- 課題の内容: 下の「与えられた文章」のうち、「図7に示されるように、変形例」から「によって遠隔通信可能である。」までを一字も変えずにそのまま書き写してください。

図7に示されるように、変形例に係る支援システムは100は、熟練者が用いる支援モデル10Aと、学習者が用いる支援モデル10Bと、熟練者側の支援装置30Aと、学習者側の支援装置30Bとを備える。支援モデル10Aは、支援装置30Aに通信可能に接続されている。支援モデル10Bは、支援装置30Bに通信可能に接続されている。支援装置30Aは、熟練者が装着する力覚部材50Aと、熟練者が視認するディスプレイ35Aとを備える。支援装置30Bは、学習者が装着する力覚部材50Bと、学習者が視認するディスプレイ35Bとを備える。支援装置30Aは、支援装置30Bと無線によって遠隔通信可能である。

- 提供された記録:
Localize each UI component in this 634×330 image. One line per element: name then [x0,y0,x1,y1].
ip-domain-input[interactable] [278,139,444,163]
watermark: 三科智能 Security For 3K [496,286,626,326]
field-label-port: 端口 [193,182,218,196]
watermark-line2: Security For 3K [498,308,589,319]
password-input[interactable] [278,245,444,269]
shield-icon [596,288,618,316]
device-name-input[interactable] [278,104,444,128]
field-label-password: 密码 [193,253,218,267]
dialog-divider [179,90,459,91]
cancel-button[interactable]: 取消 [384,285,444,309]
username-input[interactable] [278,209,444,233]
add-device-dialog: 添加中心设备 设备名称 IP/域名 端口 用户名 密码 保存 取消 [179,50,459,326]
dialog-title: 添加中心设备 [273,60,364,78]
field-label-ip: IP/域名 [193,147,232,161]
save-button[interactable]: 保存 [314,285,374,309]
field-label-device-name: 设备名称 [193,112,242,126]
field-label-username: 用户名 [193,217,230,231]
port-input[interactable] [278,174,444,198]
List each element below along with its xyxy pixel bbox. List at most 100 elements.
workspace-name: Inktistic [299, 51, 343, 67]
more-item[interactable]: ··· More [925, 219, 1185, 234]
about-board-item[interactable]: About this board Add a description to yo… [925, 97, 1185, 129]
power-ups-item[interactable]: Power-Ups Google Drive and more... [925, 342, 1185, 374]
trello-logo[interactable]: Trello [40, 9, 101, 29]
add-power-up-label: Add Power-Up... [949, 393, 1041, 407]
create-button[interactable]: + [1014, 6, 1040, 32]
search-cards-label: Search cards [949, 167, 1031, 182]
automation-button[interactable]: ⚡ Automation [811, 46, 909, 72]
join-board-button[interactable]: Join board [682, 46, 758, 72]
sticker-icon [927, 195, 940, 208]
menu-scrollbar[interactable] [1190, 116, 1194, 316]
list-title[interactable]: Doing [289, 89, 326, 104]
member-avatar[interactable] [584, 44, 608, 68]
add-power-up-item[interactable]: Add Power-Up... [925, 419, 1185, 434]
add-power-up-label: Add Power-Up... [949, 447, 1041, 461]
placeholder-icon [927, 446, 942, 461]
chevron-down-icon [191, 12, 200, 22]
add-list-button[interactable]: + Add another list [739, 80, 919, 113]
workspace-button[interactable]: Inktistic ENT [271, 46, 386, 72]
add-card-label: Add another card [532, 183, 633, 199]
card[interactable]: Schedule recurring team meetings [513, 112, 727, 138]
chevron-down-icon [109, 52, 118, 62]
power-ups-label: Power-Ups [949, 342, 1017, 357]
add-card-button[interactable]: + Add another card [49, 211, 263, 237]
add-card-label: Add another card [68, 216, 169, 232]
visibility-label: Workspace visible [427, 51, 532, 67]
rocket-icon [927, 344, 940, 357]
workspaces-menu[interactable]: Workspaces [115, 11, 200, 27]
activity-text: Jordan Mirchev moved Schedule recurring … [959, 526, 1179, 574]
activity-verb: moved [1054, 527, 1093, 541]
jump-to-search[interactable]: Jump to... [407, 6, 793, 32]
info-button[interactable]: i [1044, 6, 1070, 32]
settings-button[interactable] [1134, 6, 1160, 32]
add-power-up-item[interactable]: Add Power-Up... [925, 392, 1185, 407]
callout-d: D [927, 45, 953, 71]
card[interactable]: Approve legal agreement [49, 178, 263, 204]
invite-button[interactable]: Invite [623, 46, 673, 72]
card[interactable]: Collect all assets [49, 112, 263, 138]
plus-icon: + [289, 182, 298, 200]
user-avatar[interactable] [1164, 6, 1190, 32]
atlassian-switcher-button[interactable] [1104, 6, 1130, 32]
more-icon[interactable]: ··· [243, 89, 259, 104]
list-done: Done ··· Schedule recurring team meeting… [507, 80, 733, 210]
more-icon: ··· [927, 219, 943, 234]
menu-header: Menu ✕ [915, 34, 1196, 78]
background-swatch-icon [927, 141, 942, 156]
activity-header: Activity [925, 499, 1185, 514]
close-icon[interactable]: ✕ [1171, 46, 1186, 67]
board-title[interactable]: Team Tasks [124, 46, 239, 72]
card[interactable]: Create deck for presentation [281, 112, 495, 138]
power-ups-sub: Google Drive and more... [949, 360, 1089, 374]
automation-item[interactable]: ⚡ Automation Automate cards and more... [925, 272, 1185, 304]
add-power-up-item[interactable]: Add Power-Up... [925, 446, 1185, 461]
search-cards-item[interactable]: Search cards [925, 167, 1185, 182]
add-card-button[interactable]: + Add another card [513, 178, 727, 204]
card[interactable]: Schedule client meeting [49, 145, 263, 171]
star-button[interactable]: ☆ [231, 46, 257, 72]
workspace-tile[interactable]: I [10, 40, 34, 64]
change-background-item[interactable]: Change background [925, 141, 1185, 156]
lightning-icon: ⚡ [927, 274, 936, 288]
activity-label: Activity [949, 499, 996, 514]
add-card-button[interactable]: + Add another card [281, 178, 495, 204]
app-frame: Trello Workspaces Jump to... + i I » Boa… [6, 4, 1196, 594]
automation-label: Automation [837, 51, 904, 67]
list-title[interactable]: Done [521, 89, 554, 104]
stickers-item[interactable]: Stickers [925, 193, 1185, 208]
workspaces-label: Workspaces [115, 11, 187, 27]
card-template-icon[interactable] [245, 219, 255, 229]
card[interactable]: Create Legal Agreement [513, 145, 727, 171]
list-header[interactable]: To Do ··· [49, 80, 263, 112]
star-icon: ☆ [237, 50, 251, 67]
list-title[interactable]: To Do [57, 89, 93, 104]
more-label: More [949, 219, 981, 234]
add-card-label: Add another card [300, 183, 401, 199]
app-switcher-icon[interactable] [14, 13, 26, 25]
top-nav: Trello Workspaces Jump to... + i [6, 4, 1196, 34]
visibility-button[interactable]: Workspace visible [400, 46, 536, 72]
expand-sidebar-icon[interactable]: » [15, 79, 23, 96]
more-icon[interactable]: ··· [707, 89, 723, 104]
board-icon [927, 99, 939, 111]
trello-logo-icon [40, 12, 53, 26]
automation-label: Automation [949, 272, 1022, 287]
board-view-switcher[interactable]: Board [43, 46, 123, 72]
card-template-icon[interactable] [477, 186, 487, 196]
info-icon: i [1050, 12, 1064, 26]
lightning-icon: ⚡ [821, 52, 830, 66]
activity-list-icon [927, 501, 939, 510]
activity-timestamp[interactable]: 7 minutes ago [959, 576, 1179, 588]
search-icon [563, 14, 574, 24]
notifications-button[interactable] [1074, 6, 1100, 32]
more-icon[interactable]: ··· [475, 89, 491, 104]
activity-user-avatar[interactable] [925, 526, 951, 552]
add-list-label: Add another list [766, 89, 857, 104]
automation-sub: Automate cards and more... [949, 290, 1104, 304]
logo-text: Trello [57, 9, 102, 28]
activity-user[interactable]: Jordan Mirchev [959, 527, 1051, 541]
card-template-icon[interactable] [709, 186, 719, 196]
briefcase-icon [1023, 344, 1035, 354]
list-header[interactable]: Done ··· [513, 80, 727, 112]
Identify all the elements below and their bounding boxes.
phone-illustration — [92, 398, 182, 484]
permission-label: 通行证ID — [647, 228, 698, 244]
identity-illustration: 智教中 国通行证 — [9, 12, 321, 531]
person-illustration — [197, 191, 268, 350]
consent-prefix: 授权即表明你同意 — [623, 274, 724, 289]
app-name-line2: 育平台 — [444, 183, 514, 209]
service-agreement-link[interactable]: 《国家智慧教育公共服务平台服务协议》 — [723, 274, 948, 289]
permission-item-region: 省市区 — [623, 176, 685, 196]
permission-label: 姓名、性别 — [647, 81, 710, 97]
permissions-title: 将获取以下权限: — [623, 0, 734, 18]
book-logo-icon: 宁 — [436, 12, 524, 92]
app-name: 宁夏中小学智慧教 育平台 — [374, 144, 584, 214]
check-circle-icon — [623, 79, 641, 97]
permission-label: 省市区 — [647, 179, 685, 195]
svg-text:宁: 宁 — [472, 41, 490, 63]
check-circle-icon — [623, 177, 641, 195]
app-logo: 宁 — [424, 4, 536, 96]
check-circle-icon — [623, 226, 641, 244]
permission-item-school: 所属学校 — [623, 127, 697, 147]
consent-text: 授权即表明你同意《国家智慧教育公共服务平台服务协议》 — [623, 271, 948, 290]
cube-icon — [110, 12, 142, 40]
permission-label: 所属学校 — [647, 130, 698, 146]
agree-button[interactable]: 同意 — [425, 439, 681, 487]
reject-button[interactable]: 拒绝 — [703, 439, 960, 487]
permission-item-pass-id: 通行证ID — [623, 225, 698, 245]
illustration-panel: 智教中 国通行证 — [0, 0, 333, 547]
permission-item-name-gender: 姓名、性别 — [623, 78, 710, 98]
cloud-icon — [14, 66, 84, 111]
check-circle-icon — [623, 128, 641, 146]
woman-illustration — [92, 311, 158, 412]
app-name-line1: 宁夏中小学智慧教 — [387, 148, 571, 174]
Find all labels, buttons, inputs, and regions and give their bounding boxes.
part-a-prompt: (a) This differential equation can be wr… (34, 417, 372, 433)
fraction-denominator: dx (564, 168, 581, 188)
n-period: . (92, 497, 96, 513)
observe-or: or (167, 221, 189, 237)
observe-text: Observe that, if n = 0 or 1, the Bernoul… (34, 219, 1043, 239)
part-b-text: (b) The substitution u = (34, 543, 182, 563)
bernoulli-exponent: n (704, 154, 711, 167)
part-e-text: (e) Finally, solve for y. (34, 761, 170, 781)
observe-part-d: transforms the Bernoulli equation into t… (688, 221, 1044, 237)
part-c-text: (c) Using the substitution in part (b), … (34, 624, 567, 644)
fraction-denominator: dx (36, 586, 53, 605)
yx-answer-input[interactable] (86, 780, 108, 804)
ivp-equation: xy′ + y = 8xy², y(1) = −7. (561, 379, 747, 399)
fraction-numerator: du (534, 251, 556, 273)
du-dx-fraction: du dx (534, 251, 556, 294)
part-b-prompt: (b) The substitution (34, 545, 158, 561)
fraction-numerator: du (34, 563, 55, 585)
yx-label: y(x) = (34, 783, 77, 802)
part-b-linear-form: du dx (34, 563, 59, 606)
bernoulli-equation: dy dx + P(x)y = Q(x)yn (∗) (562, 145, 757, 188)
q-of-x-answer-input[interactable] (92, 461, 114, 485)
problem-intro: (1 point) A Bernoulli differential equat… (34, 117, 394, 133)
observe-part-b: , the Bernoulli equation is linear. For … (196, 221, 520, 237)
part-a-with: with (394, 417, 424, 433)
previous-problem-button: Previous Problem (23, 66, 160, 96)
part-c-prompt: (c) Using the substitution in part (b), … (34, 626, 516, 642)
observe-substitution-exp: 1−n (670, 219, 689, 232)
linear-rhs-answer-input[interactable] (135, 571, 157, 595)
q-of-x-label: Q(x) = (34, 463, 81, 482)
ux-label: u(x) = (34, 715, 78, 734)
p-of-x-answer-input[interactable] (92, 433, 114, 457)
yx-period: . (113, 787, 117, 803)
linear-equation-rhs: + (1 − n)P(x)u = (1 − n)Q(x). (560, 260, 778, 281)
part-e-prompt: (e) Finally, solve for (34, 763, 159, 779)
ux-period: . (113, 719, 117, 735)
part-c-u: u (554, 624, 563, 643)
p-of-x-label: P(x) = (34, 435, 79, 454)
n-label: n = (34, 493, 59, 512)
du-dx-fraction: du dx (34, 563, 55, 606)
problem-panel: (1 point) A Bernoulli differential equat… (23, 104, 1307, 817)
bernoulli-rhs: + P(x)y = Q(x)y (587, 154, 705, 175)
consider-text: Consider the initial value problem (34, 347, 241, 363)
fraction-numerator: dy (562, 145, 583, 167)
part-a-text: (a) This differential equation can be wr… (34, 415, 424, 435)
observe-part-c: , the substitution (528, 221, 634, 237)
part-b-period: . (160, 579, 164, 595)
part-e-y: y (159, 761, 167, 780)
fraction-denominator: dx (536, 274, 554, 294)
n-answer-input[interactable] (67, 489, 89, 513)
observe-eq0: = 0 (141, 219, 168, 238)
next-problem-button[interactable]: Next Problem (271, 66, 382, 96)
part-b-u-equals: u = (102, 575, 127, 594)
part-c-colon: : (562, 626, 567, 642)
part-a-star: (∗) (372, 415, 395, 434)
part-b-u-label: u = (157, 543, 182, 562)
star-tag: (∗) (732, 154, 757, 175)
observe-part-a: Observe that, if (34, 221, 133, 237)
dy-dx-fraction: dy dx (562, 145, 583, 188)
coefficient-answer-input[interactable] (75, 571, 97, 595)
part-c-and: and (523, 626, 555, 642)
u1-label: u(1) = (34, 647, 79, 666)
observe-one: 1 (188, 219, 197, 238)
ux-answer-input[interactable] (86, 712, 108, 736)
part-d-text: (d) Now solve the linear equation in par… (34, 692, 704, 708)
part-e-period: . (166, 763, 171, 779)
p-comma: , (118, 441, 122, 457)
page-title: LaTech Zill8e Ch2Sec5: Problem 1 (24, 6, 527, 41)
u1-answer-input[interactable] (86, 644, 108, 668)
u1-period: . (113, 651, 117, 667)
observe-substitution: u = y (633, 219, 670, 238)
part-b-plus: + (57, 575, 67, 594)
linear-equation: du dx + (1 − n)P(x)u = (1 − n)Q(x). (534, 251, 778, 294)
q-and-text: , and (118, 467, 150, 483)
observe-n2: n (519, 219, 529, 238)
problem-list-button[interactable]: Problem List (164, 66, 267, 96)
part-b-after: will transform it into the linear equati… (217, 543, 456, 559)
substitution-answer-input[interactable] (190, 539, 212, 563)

- 課題への回答:
図7に示されるように、変形例に係る支援システムは100は、熟練者が用いる支援モデル10Aと、学習者が用いる支援モデル10Bと、熟練者側の支援装置30Aと、学習者側の支援装置30Bとを備える。支援モデル10Aは、支援装置30Aに通信可能に接続されている。支援モデル10Bは、支援装置30Bに通信可能に接続されている。支援装置30Aは、熟練者が装着する力覚部材50Aと、熟練者が視認するディスプレイ35Aとを備える。支援装置30Bは、学習者が装着する力覚部材50Bと、学習者が視認するディスプレイ35Bとを備える。支援装置30Aは、支援装置30Bと無線によって遠隔通信可能である。